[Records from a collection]
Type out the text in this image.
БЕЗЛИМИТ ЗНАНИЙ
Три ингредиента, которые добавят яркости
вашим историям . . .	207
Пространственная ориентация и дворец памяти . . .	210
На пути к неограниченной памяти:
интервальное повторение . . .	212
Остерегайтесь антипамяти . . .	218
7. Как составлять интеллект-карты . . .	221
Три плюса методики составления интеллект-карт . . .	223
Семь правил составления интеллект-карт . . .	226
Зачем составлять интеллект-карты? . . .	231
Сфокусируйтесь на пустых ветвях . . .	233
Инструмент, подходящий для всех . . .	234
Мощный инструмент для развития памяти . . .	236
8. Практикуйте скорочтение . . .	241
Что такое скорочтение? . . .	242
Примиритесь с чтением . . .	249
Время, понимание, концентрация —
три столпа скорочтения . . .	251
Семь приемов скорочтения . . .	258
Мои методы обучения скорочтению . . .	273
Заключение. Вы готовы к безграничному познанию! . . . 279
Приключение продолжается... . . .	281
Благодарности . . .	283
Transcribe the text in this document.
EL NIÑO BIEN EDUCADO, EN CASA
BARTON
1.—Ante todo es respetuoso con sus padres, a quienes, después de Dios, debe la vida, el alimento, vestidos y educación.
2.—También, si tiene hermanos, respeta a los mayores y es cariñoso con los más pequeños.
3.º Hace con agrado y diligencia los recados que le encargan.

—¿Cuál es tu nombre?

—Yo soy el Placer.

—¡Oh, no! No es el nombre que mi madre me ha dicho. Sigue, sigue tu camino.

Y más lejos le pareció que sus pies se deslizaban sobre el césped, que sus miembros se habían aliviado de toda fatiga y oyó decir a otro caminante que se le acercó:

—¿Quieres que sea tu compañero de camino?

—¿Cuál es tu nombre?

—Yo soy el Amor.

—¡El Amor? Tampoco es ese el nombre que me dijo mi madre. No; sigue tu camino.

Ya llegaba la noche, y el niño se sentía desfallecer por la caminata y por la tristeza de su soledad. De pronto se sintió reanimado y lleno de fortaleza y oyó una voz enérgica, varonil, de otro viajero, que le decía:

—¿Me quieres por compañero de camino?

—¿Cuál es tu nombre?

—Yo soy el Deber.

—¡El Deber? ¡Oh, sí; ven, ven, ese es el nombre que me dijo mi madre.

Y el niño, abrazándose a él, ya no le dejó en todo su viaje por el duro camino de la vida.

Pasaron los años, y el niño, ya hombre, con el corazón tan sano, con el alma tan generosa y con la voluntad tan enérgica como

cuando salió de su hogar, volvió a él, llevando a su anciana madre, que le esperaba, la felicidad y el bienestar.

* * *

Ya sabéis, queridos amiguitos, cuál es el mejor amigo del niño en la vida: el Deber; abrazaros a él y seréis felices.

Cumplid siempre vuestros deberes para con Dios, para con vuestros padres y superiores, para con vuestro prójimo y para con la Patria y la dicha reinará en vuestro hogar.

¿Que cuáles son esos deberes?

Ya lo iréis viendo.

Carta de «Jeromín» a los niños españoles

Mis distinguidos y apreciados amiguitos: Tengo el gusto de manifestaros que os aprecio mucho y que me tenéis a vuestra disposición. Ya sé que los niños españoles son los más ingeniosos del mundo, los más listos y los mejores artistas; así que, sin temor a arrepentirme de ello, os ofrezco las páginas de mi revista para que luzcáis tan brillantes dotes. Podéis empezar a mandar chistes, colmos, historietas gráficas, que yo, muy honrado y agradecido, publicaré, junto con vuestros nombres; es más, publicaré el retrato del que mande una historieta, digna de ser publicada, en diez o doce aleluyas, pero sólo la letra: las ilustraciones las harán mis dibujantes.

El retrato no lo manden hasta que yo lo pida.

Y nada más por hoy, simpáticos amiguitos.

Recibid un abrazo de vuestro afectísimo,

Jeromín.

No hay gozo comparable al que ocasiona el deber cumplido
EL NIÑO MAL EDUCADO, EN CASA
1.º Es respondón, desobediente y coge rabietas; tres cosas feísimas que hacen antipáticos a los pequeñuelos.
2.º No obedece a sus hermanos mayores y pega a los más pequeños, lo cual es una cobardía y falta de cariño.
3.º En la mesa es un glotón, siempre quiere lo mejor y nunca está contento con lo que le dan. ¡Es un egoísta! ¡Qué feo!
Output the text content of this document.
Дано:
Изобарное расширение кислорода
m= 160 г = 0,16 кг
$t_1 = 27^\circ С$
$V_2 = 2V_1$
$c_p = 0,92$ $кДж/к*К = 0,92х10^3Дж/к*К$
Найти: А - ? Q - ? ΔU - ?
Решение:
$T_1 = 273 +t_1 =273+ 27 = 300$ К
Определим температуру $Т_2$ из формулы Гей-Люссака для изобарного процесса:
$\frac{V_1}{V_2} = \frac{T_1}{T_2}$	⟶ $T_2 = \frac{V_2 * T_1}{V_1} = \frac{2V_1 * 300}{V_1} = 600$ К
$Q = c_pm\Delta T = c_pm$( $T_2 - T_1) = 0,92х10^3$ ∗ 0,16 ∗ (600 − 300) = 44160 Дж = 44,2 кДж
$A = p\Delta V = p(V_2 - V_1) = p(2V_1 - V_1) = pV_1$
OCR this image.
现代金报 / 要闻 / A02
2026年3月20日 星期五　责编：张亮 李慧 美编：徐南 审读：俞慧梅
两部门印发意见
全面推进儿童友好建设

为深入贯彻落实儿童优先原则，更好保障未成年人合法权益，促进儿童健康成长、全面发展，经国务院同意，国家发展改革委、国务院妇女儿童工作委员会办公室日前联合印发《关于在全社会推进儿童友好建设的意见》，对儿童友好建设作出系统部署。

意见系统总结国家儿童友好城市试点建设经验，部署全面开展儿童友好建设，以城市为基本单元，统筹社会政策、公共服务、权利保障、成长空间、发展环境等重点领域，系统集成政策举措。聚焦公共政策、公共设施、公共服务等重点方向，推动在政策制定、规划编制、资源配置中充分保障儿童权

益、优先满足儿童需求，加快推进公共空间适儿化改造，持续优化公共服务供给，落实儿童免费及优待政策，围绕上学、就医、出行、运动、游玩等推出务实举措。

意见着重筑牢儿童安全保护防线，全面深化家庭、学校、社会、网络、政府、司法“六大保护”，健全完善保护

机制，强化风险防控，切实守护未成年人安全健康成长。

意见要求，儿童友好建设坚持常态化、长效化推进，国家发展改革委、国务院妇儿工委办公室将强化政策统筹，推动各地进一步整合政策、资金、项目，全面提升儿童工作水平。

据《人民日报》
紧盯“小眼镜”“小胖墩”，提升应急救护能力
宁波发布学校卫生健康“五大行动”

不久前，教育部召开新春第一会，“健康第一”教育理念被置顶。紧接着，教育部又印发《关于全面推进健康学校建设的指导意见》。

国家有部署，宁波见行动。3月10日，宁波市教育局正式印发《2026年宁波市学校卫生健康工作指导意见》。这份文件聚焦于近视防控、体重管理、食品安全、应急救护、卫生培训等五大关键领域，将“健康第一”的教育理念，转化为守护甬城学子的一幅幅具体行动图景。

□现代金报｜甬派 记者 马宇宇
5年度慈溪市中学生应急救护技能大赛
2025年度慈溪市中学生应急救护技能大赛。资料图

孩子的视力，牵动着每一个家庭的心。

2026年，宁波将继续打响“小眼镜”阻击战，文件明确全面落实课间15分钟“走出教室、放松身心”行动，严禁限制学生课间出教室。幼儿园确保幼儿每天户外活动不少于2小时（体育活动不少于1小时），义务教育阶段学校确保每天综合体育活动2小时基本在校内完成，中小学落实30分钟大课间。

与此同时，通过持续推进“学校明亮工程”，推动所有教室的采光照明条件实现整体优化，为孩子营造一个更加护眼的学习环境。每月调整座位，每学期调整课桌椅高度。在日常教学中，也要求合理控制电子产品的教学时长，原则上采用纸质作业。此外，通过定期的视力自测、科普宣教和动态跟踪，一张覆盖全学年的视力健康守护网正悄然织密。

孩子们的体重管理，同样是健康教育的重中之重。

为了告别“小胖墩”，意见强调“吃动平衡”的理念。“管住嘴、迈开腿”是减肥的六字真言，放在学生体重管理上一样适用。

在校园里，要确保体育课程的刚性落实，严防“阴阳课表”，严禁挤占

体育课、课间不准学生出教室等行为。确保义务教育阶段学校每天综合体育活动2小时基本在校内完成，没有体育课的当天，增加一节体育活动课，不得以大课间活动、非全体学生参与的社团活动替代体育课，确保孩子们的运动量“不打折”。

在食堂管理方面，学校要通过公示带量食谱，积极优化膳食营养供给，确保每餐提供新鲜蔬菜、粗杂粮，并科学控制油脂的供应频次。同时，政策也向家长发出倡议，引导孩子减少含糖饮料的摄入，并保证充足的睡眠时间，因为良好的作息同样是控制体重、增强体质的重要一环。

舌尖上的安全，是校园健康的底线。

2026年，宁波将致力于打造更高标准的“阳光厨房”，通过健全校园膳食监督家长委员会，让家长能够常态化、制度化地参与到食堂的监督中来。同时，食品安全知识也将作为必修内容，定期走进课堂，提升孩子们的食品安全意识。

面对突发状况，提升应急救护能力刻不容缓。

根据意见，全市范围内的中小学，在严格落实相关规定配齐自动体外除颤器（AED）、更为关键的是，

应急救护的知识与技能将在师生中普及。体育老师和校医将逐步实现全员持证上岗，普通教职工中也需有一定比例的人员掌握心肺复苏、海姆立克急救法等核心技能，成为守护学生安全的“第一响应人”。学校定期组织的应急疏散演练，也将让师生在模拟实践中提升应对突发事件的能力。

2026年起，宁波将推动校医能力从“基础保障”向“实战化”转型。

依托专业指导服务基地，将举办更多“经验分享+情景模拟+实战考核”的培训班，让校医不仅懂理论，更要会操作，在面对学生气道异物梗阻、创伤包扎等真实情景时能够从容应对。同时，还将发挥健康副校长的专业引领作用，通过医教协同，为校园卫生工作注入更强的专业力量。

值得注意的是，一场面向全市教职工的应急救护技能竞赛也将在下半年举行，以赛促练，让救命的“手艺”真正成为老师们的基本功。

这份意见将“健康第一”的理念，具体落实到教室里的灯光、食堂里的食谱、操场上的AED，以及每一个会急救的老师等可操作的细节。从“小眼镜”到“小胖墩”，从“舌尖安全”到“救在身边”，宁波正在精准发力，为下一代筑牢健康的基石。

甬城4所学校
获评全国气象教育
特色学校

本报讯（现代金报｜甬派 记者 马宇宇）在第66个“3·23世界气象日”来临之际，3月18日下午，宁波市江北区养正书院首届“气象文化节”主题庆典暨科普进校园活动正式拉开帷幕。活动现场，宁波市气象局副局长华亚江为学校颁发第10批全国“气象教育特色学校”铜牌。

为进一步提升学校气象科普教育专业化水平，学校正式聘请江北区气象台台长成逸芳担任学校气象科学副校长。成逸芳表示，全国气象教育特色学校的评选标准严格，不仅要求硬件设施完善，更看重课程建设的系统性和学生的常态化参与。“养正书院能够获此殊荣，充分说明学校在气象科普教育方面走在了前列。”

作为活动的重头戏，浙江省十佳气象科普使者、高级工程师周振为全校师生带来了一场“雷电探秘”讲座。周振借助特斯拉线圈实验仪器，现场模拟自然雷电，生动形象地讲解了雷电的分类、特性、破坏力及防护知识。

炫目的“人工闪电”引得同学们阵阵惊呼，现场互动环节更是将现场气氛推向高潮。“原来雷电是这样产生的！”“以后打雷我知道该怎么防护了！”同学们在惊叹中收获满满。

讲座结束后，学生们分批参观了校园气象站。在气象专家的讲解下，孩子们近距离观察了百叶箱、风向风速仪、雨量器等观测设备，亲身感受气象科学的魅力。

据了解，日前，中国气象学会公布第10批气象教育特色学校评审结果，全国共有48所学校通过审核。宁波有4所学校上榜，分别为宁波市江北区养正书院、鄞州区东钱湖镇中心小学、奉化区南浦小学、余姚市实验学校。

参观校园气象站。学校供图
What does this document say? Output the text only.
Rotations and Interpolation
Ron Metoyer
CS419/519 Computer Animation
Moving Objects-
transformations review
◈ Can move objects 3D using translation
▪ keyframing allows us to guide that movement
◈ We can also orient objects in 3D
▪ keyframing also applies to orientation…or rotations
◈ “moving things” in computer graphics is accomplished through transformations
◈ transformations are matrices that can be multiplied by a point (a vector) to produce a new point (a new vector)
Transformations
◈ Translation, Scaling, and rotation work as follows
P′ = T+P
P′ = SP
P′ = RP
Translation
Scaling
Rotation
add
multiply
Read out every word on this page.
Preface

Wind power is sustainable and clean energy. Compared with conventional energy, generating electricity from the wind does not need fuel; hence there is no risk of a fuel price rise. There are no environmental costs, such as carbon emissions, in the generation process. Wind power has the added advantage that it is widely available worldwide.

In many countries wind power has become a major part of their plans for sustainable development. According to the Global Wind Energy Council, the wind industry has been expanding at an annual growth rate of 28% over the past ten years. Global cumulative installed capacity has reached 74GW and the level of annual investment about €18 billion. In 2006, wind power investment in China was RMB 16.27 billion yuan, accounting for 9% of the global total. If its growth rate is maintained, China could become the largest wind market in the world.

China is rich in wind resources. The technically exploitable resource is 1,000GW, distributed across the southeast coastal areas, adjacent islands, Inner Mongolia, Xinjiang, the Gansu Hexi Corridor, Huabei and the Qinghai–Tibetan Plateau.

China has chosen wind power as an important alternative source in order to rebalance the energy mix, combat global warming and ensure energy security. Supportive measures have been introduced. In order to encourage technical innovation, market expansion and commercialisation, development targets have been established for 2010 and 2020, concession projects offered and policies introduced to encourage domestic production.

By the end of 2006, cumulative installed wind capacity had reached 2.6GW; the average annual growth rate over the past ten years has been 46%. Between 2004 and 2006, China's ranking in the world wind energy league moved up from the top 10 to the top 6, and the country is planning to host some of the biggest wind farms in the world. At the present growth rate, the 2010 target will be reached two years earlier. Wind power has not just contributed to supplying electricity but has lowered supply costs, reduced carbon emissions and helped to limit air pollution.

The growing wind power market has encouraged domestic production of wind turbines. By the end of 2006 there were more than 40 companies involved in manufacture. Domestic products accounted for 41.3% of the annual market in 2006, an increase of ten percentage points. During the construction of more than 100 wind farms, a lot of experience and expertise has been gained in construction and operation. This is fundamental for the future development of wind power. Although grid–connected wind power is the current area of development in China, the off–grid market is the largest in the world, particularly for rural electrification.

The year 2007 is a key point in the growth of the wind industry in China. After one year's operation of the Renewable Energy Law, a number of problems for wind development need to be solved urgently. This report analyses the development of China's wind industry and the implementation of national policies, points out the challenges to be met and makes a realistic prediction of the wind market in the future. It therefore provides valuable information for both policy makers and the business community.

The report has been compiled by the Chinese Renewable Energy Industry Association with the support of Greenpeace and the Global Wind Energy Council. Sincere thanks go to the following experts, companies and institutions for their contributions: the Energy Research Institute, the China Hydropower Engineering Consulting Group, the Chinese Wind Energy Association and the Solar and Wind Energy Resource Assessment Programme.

**GIVEN PROBLEM**
Pull every line containing "padres" from the data.

**ANSWER TO THE TASK**
1.—Ante todo es respetuoso con sus padres, a quienes, después de Dios, debe la vida, el alimento, vestidos y educación.
Cumplid siempre vuestros deberes para con Dios, para con vuestros padres y superiores, para con vuestro prójimo y para con la Patria y la dicha reinará en vuestro hogar.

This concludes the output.